[Saved data entries]
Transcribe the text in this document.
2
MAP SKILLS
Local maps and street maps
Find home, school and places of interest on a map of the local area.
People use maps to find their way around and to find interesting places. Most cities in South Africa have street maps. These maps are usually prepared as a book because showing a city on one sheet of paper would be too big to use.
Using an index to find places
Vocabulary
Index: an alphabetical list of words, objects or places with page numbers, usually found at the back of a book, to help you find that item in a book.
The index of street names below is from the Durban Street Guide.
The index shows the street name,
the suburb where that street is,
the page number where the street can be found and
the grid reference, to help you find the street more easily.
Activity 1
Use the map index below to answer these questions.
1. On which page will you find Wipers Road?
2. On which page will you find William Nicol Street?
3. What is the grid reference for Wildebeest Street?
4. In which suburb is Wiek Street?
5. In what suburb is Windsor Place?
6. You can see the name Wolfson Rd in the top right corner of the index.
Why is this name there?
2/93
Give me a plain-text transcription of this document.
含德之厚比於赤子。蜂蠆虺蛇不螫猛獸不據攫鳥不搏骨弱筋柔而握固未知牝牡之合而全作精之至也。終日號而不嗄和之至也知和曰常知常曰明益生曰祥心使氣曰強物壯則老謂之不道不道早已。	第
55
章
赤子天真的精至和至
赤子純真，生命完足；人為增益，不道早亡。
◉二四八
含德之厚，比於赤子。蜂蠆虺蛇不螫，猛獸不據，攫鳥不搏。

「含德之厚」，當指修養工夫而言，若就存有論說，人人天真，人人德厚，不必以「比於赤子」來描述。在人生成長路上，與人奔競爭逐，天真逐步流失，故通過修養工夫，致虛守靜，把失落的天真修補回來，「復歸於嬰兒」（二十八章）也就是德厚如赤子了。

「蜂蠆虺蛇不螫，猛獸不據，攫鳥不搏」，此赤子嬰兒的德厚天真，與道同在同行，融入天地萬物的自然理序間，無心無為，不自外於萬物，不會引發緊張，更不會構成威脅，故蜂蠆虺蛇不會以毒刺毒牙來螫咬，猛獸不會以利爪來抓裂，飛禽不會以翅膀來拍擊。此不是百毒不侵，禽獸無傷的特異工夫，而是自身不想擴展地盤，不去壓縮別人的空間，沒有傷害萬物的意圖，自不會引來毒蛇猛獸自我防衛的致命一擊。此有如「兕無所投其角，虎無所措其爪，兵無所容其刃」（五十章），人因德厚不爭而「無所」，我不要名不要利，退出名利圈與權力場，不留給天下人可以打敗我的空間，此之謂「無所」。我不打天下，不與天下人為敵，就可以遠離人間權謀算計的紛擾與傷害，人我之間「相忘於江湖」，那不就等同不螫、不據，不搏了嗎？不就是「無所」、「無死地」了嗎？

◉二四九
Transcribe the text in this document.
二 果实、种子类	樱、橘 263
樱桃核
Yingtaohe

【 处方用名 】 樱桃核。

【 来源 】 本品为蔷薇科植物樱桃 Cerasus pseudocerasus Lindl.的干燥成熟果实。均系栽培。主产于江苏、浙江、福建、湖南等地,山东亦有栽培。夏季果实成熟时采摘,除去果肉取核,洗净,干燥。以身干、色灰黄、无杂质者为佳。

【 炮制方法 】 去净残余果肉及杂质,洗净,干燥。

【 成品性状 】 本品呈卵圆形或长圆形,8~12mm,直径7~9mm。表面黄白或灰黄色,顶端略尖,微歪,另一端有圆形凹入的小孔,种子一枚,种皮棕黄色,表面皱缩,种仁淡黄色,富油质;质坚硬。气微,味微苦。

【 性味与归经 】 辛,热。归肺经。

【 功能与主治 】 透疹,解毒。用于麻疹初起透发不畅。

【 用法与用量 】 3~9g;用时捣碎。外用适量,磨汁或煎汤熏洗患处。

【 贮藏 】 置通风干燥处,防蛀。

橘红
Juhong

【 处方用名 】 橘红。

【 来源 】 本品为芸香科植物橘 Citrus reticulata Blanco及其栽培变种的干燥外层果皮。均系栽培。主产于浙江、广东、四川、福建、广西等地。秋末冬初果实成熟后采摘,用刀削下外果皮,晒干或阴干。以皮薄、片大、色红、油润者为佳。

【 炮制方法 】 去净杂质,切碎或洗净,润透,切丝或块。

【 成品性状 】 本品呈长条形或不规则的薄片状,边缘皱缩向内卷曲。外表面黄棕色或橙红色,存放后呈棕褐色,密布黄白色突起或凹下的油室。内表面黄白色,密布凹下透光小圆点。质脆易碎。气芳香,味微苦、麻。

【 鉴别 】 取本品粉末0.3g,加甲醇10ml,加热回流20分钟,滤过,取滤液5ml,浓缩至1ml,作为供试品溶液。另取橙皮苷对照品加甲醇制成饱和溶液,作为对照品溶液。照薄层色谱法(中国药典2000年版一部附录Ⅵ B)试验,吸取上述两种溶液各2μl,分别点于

Your objective:
What is the number of lines in the listing that contain the string "book"? Reply with that number alone.

Response:
2